(Stored entries)
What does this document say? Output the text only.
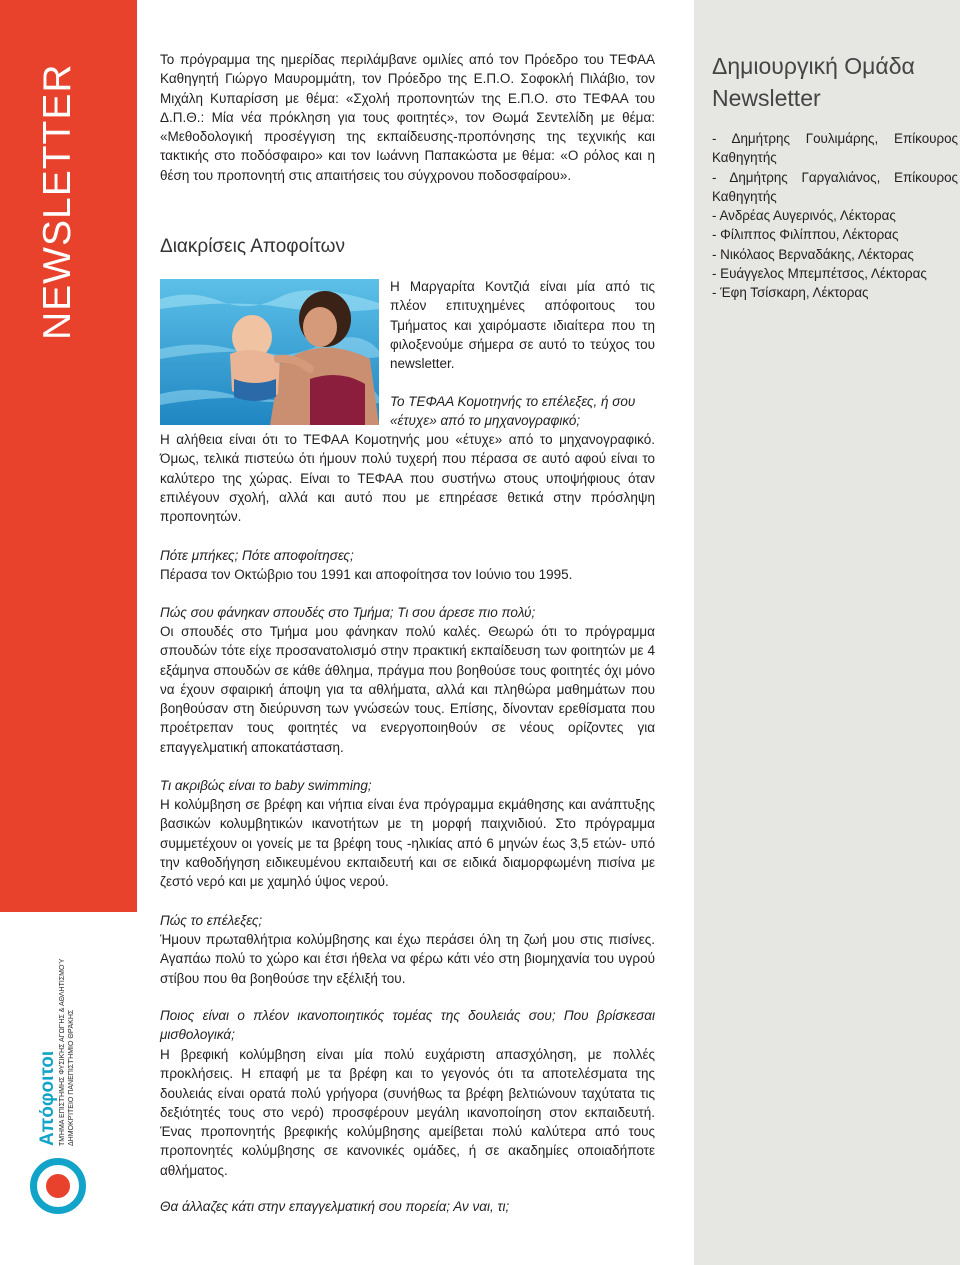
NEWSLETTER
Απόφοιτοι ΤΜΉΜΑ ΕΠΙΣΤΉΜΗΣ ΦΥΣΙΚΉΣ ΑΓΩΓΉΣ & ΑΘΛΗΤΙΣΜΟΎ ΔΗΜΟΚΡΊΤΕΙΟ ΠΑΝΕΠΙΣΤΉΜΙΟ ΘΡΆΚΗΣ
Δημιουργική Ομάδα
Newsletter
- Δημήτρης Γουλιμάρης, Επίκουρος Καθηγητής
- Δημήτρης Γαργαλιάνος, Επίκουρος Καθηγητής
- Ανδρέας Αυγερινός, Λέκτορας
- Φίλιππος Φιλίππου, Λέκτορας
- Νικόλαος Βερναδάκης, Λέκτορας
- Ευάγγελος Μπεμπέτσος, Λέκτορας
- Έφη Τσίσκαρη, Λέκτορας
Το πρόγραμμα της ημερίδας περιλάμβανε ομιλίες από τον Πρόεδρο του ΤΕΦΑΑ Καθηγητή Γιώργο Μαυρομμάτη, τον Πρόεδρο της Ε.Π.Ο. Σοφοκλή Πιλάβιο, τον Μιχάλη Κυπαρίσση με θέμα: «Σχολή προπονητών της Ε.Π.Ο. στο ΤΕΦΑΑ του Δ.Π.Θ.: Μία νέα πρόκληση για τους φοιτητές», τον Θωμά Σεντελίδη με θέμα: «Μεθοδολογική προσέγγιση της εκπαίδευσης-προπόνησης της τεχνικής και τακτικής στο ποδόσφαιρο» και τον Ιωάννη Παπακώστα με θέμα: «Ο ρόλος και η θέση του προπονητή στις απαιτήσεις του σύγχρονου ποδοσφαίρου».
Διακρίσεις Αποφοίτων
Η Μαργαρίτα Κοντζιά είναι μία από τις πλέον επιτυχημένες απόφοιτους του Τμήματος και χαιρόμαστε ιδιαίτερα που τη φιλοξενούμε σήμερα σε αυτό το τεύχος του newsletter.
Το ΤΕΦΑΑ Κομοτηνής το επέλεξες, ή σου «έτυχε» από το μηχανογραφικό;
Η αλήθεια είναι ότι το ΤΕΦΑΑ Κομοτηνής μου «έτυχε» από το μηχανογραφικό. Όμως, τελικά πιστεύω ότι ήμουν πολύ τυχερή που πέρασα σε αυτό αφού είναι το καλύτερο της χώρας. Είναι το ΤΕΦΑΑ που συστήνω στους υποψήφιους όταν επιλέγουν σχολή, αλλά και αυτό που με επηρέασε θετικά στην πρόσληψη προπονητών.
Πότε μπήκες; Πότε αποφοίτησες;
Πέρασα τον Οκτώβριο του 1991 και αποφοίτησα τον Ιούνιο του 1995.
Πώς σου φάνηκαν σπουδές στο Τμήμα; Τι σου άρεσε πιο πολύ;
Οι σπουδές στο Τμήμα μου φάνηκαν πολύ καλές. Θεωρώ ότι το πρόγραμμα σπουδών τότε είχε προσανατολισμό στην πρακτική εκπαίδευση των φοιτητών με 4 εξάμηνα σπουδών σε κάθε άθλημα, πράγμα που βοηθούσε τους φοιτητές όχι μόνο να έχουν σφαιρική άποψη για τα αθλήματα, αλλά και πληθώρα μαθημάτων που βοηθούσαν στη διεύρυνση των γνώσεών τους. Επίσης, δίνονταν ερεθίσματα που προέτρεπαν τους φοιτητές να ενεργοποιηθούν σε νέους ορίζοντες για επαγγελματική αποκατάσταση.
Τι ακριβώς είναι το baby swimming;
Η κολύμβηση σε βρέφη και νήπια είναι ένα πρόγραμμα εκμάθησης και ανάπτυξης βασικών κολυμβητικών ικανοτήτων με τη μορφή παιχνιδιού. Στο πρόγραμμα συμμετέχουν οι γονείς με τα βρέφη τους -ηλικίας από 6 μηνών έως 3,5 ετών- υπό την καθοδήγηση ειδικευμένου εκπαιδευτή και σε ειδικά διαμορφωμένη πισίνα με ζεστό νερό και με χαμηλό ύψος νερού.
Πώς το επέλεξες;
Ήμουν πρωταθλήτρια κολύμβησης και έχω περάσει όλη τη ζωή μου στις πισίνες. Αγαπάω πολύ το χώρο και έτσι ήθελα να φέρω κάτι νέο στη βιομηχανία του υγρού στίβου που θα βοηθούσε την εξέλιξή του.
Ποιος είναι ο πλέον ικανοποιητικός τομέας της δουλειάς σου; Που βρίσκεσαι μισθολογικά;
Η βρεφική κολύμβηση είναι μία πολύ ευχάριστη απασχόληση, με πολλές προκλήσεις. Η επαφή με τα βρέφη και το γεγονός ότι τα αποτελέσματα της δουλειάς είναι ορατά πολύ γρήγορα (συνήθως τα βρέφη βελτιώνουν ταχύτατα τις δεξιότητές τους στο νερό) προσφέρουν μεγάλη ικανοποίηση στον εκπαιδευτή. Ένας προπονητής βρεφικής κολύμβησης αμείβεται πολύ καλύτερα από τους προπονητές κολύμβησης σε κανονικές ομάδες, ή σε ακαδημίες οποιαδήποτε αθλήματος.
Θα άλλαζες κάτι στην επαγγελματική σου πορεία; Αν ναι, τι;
==
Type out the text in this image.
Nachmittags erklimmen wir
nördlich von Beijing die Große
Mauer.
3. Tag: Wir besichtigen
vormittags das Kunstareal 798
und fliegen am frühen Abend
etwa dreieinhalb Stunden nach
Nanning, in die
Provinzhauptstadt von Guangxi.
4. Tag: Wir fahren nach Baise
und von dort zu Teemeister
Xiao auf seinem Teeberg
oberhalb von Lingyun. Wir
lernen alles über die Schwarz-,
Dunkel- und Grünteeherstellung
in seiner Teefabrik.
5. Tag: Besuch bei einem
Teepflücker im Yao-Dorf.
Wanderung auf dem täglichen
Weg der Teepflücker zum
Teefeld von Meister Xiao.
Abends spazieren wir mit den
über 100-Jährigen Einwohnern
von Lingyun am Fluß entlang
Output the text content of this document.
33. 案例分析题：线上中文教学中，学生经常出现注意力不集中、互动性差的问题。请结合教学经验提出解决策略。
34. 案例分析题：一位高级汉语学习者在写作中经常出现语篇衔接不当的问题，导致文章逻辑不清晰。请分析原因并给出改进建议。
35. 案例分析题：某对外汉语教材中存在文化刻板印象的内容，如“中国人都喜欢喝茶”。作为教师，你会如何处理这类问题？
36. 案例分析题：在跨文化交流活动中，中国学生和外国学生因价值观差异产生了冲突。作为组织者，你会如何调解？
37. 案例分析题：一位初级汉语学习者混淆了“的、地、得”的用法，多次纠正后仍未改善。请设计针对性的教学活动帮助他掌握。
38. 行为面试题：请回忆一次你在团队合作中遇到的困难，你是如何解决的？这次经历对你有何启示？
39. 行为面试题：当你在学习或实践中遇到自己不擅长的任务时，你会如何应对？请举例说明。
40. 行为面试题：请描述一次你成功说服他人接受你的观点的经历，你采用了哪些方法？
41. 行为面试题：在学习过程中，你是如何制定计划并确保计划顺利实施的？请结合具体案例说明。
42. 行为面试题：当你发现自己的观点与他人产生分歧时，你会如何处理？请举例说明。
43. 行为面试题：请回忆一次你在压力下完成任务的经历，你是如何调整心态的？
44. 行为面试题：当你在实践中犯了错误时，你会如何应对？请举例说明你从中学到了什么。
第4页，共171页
* * *
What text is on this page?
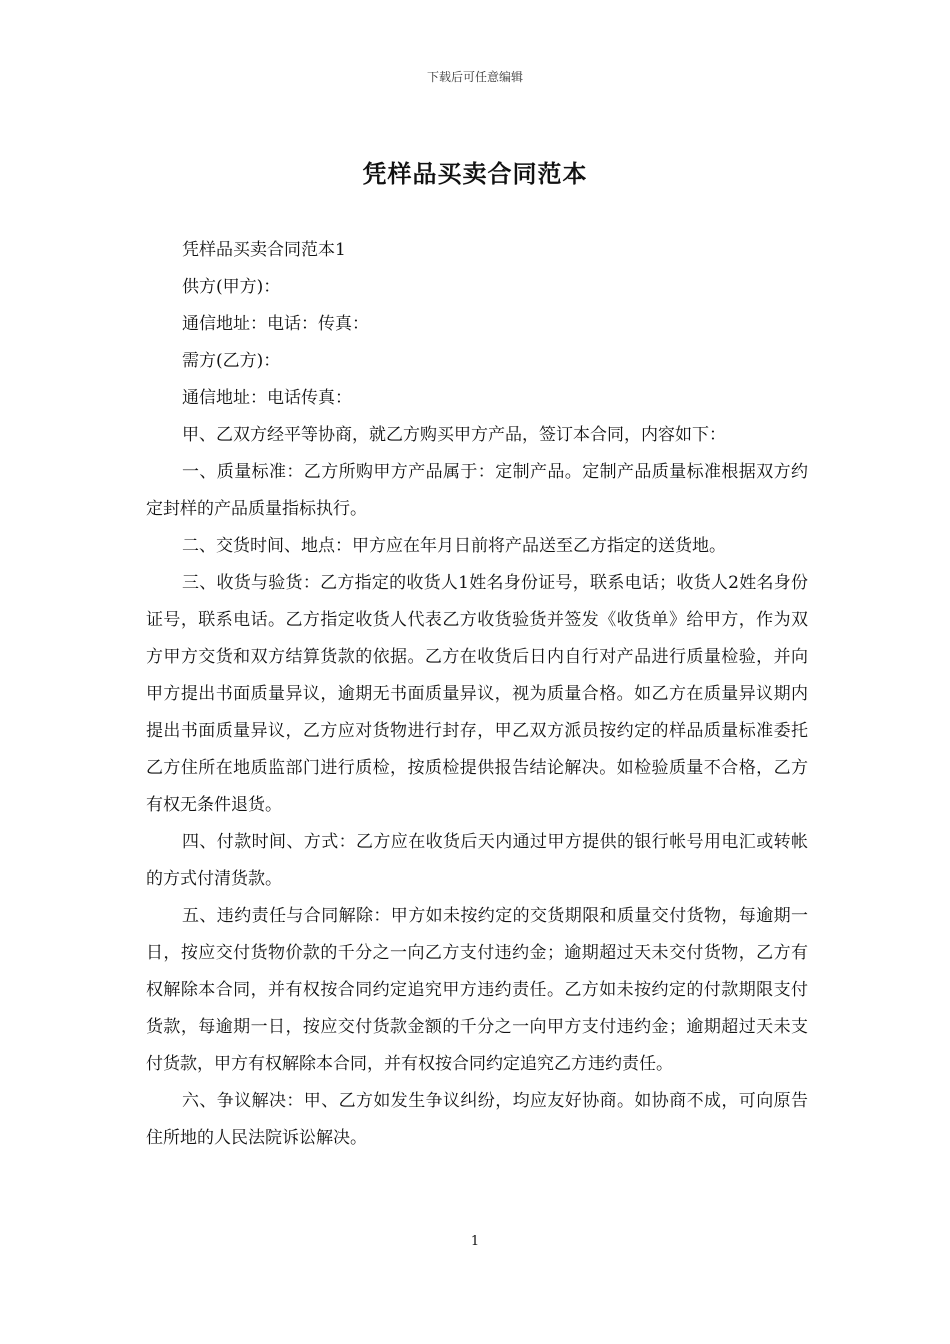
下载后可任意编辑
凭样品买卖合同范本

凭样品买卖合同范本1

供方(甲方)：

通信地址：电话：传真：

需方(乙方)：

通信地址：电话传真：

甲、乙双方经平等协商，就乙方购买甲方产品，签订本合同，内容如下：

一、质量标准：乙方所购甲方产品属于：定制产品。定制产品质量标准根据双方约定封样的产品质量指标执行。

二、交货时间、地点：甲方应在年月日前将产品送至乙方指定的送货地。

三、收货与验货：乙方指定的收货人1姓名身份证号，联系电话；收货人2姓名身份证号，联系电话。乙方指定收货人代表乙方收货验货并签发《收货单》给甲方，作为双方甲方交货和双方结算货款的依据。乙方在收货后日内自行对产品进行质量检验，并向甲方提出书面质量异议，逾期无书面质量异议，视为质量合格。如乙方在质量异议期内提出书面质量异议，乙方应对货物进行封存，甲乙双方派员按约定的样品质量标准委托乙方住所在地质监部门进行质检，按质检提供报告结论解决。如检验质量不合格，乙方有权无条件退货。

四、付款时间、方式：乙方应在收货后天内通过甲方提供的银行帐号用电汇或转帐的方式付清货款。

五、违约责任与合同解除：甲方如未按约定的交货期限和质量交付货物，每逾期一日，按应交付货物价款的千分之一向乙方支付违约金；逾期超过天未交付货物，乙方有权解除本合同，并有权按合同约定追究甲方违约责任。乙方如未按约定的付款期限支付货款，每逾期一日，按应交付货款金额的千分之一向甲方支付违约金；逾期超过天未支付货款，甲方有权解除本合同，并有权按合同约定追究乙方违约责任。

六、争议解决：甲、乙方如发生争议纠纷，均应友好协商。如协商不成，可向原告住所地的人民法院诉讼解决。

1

What the task requires
Search the data above for lines holding "Καθηγητής" and copy each of them.

Expected output
- Δημήτρης Γουλιμάρης, Επίκουρος Καθηγητής
- Δημήτρης Γαργαλιάνος, Επίκουρος Καθηγητής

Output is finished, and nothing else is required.